### SOURCE MATERIAL
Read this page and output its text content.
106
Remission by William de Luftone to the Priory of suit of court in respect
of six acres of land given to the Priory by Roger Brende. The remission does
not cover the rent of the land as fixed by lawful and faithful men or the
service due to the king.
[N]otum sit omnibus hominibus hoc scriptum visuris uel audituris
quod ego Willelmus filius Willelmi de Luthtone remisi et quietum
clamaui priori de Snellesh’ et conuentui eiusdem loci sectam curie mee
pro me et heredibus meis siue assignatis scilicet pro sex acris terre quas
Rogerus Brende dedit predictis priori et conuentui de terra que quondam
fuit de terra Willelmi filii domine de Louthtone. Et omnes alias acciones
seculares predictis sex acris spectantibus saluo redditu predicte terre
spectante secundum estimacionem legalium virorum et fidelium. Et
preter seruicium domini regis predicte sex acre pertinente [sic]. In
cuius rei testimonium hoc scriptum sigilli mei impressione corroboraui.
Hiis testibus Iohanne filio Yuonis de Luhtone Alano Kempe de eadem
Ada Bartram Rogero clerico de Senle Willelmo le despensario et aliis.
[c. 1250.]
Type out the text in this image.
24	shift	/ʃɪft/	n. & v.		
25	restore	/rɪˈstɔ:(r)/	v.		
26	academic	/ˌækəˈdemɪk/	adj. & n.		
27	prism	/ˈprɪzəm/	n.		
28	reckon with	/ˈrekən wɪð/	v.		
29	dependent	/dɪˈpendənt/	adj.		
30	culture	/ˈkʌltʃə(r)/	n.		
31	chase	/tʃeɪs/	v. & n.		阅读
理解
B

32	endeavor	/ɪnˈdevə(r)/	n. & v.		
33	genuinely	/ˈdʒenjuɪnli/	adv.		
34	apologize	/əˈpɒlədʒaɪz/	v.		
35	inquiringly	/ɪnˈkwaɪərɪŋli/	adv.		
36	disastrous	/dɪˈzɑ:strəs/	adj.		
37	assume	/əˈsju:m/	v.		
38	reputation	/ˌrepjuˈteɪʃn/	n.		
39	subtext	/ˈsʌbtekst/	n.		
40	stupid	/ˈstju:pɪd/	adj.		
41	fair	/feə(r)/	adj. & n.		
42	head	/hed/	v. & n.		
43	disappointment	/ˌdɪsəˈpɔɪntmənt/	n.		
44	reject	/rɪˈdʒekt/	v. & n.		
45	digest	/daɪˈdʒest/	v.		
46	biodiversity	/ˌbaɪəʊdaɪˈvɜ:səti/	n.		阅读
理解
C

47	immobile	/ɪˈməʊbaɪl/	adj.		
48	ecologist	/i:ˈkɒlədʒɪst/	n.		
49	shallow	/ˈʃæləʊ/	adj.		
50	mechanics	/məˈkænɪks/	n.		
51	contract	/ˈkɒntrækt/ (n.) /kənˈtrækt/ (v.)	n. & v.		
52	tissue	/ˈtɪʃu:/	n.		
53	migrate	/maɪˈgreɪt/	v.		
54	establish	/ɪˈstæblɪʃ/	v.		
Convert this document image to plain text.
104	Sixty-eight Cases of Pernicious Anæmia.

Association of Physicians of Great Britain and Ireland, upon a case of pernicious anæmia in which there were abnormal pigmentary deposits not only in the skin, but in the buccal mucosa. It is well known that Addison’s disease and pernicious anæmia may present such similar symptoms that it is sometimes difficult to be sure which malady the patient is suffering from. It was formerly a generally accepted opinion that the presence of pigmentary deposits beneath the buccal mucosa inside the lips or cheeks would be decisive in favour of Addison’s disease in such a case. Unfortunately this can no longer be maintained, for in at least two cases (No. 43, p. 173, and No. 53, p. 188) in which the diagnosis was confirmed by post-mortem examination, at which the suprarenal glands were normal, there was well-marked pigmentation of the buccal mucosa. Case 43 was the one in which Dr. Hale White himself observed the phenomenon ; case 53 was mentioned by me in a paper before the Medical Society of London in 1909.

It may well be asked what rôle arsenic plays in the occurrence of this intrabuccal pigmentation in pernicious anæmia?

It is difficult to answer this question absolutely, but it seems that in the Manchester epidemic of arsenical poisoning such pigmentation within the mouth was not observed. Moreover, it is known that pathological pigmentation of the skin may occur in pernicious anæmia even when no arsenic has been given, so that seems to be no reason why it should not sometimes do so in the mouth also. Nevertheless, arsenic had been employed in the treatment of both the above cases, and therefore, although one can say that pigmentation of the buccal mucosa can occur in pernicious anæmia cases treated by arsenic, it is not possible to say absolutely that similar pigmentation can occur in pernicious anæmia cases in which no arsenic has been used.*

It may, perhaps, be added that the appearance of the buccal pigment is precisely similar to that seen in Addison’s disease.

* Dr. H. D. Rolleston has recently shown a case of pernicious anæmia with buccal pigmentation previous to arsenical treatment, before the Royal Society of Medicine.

### DIRECTIONS FOR THIS TASK
State only the number of lines in these entries that contain "conuentui".

### SOLUTION FOR THIS TASK
2